Copy the lines that follow, keeping every character the same.

- _Excerpt from a dataset_:
+ + + + + + +

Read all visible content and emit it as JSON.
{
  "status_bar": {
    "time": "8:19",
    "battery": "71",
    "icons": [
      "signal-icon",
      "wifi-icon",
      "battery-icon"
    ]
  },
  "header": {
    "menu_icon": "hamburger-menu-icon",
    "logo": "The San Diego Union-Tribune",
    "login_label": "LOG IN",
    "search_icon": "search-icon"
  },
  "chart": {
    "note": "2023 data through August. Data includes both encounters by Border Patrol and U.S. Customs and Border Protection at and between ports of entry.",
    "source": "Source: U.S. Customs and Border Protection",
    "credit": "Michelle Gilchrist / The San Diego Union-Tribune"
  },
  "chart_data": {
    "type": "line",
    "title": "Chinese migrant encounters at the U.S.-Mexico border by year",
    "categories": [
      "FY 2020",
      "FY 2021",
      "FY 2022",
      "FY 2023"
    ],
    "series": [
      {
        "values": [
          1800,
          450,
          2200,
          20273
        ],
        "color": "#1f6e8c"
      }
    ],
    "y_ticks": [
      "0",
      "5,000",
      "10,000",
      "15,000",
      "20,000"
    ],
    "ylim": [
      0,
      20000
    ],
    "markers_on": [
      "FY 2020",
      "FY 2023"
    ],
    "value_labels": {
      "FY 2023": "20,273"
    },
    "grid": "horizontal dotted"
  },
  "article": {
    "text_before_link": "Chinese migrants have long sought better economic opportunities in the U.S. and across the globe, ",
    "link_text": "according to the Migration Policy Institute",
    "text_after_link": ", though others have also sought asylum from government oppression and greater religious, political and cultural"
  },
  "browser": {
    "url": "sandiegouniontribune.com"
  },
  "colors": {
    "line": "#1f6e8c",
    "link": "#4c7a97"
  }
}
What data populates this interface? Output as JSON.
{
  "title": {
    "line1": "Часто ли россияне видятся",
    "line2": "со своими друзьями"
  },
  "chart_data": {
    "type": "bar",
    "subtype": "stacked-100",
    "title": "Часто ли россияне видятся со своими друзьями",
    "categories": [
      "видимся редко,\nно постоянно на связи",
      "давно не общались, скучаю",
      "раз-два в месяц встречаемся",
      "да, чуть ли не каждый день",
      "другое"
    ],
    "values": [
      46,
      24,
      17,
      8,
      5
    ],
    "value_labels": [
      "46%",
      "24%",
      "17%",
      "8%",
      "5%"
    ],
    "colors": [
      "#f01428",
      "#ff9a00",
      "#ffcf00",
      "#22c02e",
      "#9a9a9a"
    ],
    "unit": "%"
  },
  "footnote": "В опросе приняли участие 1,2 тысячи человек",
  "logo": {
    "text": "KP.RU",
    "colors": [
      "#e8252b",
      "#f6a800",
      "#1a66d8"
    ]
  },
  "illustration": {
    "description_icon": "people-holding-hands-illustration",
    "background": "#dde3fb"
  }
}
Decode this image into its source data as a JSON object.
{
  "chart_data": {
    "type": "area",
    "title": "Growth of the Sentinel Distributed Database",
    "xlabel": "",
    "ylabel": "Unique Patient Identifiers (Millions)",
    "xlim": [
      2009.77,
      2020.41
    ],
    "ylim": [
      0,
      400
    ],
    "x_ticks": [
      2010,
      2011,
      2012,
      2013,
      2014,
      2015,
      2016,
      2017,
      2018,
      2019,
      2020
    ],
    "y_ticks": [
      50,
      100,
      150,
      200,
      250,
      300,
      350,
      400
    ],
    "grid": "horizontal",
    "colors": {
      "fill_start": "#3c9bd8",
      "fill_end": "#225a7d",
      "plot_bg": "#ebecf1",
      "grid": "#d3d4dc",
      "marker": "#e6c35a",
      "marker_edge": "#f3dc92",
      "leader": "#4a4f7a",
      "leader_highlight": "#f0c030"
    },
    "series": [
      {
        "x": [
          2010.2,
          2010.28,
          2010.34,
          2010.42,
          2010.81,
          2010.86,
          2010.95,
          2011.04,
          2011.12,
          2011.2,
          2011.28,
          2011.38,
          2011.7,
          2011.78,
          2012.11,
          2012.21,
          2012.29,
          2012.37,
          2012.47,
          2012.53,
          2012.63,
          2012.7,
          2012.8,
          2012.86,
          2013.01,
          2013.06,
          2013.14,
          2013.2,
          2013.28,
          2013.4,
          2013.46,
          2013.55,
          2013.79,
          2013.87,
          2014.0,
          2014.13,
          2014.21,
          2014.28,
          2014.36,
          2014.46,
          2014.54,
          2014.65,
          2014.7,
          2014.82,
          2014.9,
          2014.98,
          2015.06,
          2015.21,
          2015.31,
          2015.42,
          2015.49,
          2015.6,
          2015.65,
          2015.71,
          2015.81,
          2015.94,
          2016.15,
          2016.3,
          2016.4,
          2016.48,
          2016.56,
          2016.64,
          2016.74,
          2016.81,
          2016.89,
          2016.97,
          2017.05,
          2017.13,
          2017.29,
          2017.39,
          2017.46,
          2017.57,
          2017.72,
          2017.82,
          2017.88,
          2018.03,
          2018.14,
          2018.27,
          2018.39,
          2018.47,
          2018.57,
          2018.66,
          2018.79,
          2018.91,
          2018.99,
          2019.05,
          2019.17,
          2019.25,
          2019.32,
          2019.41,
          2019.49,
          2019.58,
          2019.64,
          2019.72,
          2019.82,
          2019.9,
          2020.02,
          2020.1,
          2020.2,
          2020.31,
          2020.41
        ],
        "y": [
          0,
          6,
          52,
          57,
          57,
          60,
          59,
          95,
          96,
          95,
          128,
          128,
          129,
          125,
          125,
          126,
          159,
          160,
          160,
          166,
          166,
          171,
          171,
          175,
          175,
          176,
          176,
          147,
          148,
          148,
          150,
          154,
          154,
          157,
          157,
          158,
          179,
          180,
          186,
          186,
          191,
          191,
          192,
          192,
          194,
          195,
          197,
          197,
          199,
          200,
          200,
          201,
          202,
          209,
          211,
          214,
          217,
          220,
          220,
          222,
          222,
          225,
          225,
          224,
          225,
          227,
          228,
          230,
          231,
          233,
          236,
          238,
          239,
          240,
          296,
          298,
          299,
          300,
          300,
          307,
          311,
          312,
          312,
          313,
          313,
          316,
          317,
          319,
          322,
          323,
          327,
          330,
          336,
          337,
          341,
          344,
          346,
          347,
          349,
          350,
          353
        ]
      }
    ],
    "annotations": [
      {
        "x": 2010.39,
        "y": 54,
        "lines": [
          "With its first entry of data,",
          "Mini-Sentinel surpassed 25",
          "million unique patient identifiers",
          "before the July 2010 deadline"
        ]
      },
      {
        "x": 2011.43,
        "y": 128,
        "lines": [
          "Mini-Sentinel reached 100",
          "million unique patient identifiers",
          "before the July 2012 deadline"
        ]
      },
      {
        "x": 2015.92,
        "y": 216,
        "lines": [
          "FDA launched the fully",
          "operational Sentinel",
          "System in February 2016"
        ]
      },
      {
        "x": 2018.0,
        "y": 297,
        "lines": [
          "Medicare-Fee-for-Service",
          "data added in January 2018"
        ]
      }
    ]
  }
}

+ + + + + + +

- _TASK ANSWER_:
Read all visible content and emit it as JSON.
{
  "status_bar": {
    "time": "8:19",
    "battery": "71",
    "icons": [
      "signal-icon",
      "wifi-icon",
      "battery-icon"
    ]
  },
  "header": {
    "menu_icon": "hamburger-menu-icon",
    "logo": "The San Diego Union-Tribune",
    "login_label": "LOG IN",
    "search_icon": "search-icon"
  },
  "chart": {
    "note": "2023 data through August. Data includes both encounters by Border Patrol and U.S. Customs and Border Protection at and between ports of entry.",
    "source": "Source: U.S. Customs and Border Protection",
    "credit": "Michelle Gilchrist / The San Diego Union-Tribune"
  },
  "chart_data": {
    "type": "line",
    "title": "Chinese migrant encounters at the U.S.-Mexico border by year",
    "categories": [
      "FY 2020",
      "FY 2021",
      "FY 2022",
      "FY 2023"
    ],
    "series": [
      {
        "values": [
          1800,
          450,
          2200,
          20273
        ],
        "color": "#1f6e8c"
      }
    ],
    "y_ticks": [
      "0",
      "5,000",
      "10,000",
      "15,000",
      "20,000"
    ],
    "ylim": [
      0,
      20000
    ],
    "markers_on": [
      "FY 2020",
      "FY 2023"
    ],
    "value_labels": {
      "FY 2023": "20,273"
    },
    "grid": "horizontal dotted"
  },
  "article": {
    "text_before_link": "Chinese migrants have long sought better economic opportunities in the U.S. and across the globe, ",
    "link_text": "according to the Migration Policy Institute",
    "text_after_link": ", though others have also sought asylum from government oppression and greater religious, political and cultural"
  },
  "browser": {
    "url": "sandiegouniontribune.com"
  },
  "colors": {
    "line": "#1f6e8c",
    "link": "#4c7a97"
  }
}
What data populates this interface? Output as JSON.
{
  "title": {
    "line1": "Часто ли россияне видятся",
    "line2": "со своими друзьями"
  },
  "chart_data": {
    "type": "bar",
    "subtype": "stacked-100",
    "title": "Часто ли россияне видятся со своими друзьями",
    "categories": [
      "видимся редко,\nно постоянно на связи",
      "давно не общались, скучаю",
      "раз-два в месяц встречаемся",
      "да, чуть ли не каждый день",
      "другое"
    ],
    "values": [
      46,
      24,
      17,
      8,
      5
    ],
    "value_labels": [
      "46%",
      "24%",
      "17%",
      "8%",
      "5%"
    ],
    "colors": [
      "#f01428",
      "#ff9a00",
      "#ffcf00",
      "#22c02e",
      "#9a9a9a"
    ],
    "unit": "%"
  },
  "footnote": "В опросе приняли участие 1,2 тысячи человек",
  "logo": {
    "text": "KP.RU",
    "colors": [
      "#e8252b",
      "#f6a800",
      "#1a66d8"
    ]
  },
  "illustration": {
    "description_icon": "people-holding-hands-illustration",
    "background": "#dde3fb"
  }
}
Decode this image into its source data as a JSON object.
{
  "chart_data": {
    "type": "area",
    "title": "Growth of the Sentinel Distributed Database",
    "xlabel": "",
    "ylabel": "Unique Patient Identifiers (Millions)",
    "xlim": [
      2009.77,
      2020.41
    ],
    "ylim": [
      0,
      400
    ],
    "x_ticks": [
      2010,
      2011,
      2012,
      2013,
      2014,
      2015,
      2016,
      2017,
      2018,
      2019,
      2020
    ],
    "y_ticks": [
      50,
      100,
      150,
      200,
      250,
      300,
      350,
      400
    ],
    "grid": "horizontal",
    "colors": {
      "fill_start": "#3c9bd8",
      "fill_end": "#225a7d",
      "plot_bg": "#ebecf1",
      "grid": "#d3d4dc",
      "marker": "#e6c35a",
      "marker_edge": "#f3dc92",
      "leader": "#4a4f7a",
      "leader_highlight": "#f0c030"
    },
    "series": [
      {
        "x": [
          2010.2,
          2010.28,
          2010.34,
          2010.42,
          2010.81,
          2010.86,
          2010.95,
          2011.04,
          2011.12,
          2011.2,
          2011.28,
          2011.38,
          2011.7,
          2011.78,
          2012.11,
          2012.21,
          2012.29,
          2012.37,
          2012.47,
          2012.53,
          2012.63,
          2012.7,
          2012.8,
          2012.86,
          2013.01,
          2013.06,
          2013.14,
          2013.2,
          2013.28,
          2013.4,
          2013.46,
          2013.55,
          2013.79,
          2013.87,
          2014.0,
          2014.13,
          2014.21,
          2014.28,
          2014.36,
          2014.46,
          2014.54,
          2014.65,
          2014.7,
          2014.82,
          2014.9,
          2014.98,
          2015.06,
          2015.21,
          2015.31,
          2015.42,
          2015.49,
          2015.6,
          2015.65,
          2015.71,
          2015.81,
          2015.94,
          2016.15,
          2016.3,
          2016.4,
          2016.48,
          2016.56,
          2016.64,
          2016.74,
          2016.81,
          2016.89,
          2016.97,
          2017.05,
          2017.13,
          2017.29,
          2017.39,
          2017.46,
          2017.57,
          2017.72,
          2017.82,
          2017.88,
          2018.03,
          2018.14,
          2018.27,
          2018.39,
          2018.47,
          2018.57,
          2018.66,
          2018.79,
          2018.91,
          2018.99,
          2019.05,
          2019.17,
          2019.25,
          2019.32,
          2019.41,
          2019.49,
          2019.58,
          2019.64,
          2019.72,
          2019.82,
          2019.9,
          2020.02,
          2020.1,
          2020.2,
          2020.31,
          2020.41
        ],
        "y": [
          0,
          6,
          52,
          57,
          57,
          60,
          59,
          95,
          96,
          95,
          128,
          128,
          129,
          125,
          125,
          126,
          159,
          160,
          160,
          166,
          166,
          171,
          171,
          175,
          175,
          176,
          176,
          147,
          148,
          148,
          150,
          154,
          154,
          157,
          157,
          158,
          179,
          180,
          186,
          186,
          191,
          191,
          192,
          192,
          194,
          195,
          197,
          197,
          199,
          200,
          200,
          201,
          202,
          209,
          211,
          214,
          217,
          220,
          220,
          222,
          222,
          225,
          225,
          224,
          225,
          227,
          228,
          230,
          231,
          233,
          236,
          238,
          239,
          240,
          296,
          298,
          299,
          300,
          300,
          307,
          311,
          312,
          312,
          313,
          313,
          316,
          317,
          319,
          322,
          323,
          327,
          330,
          336,
          337,
          341,
          344,
          346,
          347,
          349,
          350,
          353
        ]
      }
    ],
    "annotations": [
      {
        "x": 2010.39,
        "y": 54,
        "lines": [
          "With its first entry of data,",
          "Mini-Sentinel surpassed 25",
          "million unique patient identifiers",
          "before the July 2010 deadline"
        ]
      },
      {
        "x": 2011.43,
        "y": 128,
        "lines": [
          "Mini-Sentinel reached 100",
          "million unique patient identifiers",
          "before the July 2012 deadline"
        ]
      },
      {
        "x": 2015.92,
        "y": 216,
        "lines": [
          "FDA launched the fully",
          "operational Sentinel",
          "System in February 2016"
        ]
      },
      {
        "x": 2018.0,
        "y": 297,
        "lines": [
          "Medicare-Fee-for-Service",
          "data added in January 2018"
        ]
      }
    ]
  }
}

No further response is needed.